*AUSGEWÄHLTER AUSZUG*:
+++
Dies gilt unabhängig davon, ob der Ball des Spielers gefunden wurde oder nicht.“
Falsch gedroppt?
Das war Fall Nummer eins. Eine klare Sache. Der zweite Fall hatte etwas längere Diskussionen zur Folge. Dieses Mal war die US-Amerikanerin Angel Yin involviert – immerhin die Führende nach zwei Runden. Die Solheim-Cup-Spielerin wurde nach ihrer Runde von einem Referee zur Seite gebeten. Es ging um eine Szene an Loch vier, als Yin ihren Ball ins Wasser gespielt hatte. Hier stellte sich die Frage, ob der anschließende Drop an der richtigen Stelle, nämlich nicht zu weit vorne, ausgeführt wurde.
„Sie wollten von mir wissen, wie der Drop ablief und ob ich alle meine Ressourcen genutzt habe, um herauszufinden, wo ich die Grenze überquert und wie ich den Drop durchgeführt habe“, äußerte sich Yin zum Vorfall. „Dann haben wir es durchgesprochen. Wir haben sogar Narin [An, Mitspielerin] und Justin [Dunbar, Caddie] hinzugezogen, alle aus der Gruppe. Ich glaube, es gab ein Missverständnis - eigentlich war es kein Missverständnis, denn es war nur Filmmaterial und jemand hatte Interpretationen davon.“ Immerhin schien es bei Ansicht dieses Filmmaterials Zweifel an dem Vorgehen der LPGA-Siegerin zu geben.
+++
*VORLIEGENDE DATEN*:
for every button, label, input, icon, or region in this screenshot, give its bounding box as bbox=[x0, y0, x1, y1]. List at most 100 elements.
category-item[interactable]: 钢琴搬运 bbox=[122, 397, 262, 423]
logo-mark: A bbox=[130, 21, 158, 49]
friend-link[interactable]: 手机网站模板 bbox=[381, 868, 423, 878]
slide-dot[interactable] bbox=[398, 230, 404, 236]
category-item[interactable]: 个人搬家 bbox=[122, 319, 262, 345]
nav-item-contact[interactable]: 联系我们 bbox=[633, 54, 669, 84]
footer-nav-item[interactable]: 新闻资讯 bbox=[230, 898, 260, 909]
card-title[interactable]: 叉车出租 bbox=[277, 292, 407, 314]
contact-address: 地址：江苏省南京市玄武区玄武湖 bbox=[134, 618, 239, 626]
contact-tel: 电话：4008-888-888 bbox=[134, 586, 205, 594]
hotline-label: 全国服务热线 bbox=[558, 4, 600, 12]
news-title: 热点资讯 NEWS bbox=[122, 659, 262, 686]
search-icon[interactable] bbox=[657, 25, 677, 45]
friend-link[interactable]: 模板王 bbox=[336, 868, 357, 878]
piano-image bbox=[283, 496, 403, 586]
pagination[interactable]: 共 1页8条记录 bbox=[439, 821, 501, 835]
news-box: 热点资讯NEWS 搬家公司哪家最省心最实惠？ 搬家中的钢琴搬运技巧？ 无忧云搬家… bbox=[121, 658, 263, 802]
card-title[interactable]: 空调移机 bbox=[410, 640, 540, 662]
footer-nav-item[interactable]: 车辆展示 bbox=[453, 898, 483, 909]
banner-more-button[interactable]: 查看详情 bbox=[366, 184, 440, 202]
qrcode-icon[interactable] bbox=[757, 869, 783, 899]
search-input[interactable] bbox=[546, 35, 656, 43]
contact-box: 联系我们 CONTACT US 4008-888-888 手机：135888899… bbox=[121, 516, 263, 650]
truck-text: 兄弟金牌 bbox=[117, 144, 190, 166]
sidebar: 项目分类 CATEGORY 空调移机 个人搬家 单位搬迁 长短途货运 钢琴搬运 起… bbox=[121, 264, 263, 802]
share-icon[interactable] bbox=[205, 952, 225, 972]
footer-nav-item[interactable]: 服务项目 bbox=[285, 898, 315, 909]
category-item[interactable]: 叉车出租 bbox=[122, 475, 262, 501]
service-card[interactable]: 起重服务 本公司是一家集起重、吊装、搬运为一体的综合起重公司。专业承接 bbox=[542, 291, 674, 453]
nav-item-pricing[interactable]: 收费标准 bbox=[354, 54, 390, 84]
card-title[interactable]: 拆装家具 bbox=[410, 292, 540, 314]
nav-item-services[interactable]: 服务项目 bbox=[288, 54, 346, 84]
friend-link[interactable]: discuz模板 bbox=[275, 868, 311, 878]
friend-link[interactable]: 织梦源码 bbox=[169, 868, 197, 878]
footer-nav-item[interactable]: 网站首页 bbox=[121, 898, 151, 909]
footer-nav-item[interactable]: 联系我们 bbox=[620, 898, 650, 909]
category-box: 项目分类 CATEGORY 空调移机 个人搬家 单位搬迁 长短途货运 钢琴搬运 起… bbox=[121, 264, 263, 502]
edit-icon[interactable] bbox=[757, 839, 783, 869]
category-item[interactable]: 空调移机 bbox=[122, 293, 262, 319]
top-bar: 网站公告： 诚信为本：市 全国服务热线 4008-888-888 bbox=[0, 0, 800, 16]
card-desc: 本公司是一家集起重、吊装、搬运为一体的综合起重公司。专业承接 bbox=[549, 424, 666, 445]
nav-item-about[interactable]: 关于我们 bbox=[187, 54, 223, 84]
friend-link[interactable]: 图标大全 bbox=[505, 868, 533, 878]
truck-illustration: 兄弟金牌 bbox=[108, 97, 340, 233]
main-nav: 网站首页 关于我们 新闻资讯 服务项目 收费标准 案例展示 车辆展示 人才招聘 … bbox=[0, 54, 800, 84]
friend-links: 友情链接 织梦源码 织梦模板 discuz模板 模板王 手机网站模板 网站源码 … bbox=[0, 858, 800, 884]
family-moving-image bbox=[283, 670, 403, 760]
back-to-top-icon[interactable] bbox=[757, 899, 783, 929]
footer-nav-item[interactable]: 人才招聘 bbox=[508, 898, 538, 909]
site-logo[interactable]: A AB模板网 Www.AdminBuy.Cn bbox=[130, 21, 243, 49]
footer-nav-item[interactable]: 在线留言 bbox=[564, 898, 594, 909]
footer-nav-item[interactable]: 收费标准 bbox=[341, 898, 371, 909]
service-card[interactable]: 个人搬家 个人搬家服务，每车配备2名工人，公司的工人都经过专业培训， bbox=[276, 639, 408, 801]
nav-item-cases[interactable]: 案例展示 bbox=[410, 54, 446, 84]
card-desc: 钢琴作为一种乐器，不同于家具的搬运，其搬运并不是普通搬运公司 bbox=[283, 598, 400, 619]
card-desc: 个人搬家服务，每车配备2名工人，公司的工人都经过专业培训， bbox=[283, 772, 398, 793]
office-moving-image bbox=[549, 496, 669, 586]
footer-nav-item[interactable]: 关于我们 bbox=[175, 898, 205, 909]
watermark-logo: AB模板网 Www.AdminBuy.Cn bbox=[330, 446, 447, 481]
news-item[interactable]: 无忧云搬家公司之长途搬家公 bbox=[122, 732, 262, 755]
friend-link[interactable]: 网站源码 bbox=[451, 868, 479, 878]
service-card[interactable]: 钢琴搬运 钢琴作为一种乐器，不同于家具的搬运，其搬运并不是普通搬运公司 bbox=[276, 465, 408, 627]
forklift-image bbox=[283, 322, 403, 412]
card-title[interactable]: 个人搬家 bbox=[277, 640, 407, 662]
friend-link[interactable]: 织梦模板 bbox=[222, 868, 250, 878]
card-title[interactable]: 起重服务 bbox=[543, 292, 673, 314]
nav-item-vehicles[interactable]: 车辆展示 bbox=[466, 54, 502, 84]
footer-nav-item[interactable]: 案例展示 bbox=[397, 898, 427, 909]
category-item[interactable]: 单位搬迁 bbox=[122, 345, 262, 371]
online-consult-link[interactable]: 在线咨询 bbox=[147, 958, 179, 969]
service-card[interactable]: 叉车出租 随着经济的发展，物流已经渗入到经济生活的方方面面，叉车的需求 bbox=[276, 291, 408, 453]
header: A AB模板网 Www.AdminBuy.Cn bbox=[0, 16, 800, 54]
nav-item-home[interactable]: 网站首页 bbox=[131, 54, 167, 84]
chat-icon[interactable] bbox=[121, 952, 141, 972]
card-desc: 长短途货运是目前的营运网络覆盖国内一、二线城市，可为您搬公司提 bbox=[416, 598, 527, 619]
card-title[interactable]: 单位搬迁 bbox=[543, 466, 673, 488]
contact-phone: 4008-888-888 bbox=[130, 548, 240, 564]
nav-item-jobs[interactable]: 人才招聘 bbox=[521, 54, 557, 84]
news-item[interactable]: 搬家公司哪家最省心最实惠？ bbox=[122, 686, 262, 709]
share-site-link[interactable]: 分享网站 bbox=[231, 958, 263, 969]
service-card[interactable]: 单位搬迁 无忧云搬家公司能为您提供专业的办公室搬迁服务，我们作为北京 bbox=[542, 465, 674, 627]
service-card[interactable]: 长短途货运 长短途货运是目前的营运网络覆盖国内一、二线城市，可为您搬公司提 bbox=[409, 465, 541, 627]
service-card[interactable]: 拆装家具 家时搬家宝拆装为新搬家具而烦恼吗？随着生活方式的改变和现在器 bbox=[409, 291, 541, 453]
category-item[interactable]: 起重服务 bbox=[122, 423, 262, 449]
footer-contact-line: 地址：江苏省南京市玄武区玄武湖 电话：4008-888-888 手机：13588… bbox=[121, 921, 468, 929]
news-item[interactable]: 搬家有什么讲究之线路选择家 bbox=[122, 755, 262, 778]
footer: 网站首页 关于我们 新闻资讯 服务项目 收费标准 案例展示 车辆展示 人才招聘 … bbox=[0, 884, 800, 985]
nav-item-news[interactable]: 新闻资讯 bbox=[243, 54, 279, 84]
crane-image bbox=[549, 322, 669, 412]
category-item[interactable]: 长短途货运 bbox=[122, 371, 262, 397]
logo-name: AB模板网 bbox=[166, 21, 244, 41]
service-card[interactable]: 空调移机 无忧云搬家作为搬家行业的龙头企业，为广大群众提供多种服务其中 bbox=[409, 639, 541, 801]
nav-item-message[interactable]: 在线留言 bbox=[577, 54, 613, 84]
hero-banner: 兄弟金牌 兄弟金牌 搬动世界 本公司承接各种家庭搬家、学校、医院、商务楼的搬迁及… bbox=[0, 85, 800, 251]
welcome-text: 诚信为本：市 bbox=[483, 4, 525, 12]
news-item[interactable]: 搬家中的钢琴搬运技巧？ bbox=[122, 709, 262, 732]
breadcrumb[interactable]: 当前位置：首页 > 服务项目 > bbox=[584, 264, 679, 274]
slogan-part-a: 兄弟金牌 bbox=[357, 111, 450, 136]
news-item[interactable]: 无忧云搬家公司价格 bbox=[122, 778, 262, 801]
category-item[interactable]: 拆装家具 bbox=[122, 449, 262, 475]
+++
*AUFGABE A*:
Übernehmen Sie aus dem Text über den Drop von Angel Yin wortgetreu alles von „Das war Fall“ bis hinunter zu „vorne, ausgeführt wurde.“.
*AUFGABE B*:
Setzen Sie den Text über den Drop von Angel Yin im Anschluss an seinen letzten Satz fort.

*SCHRIFTLICHE ANTWORT A*:
Das war Fall Nummer eins. Eine klare Sache. Der zweite Fall hatte etwas längere Diskussionen zur Folge. Dieses Mal war die US-Amerikanerin Angel Yin involviert – immerhin die Führende nach zwei Runden. Die Solheim-Cup-Spielerin wurde nach ihrer Runde von einem Referee zur Seite gebeten. Es ging um eine Szene an Loch vier, als Yin ihren Ball ins Wasser gespielt hatte. Hier stellte sich die Frage, ob der anschließende Drop an der richtigen Stelle, nämlich nicht zu weit vorne, ausgeführt wurde.

*SCHRIFTLICHE ANTWORT B*:
„Es war alles gut“
„Wir mussten das klären, weil jeder versucht, sein Bestes zu geben“, so Yin weiter. „Ich denke, jeder versucht, die Integrität und die Regeln des Golfsports aufrechtzuerhalten, denn es wäre schlimm, wenn wir betrügen würden, und das wollen wir nicht. Wie auch immer, wir haben es besprochen. Es war alles gut.“
Tatsächlich wurde Yin nicht mit einer nachträglichen Strafe versehen. Demnach hatte sie ihren Drop auf Loch vier wohl regelkonform ausgeführt. Und so durfte sie weiter mit zwei Schlägen Vorsprung auf die Konkurrenz in Runde drei gehen. Das Turnier schloss sie letztlich als Zweite ab. Damit ist die LPGA Tour in ihrer Winterpause angelangt. Dass wir also eine dritte Woche in Folge von einem Regel-Doppelpack von der Tour berichten, ist ausgeschlossen.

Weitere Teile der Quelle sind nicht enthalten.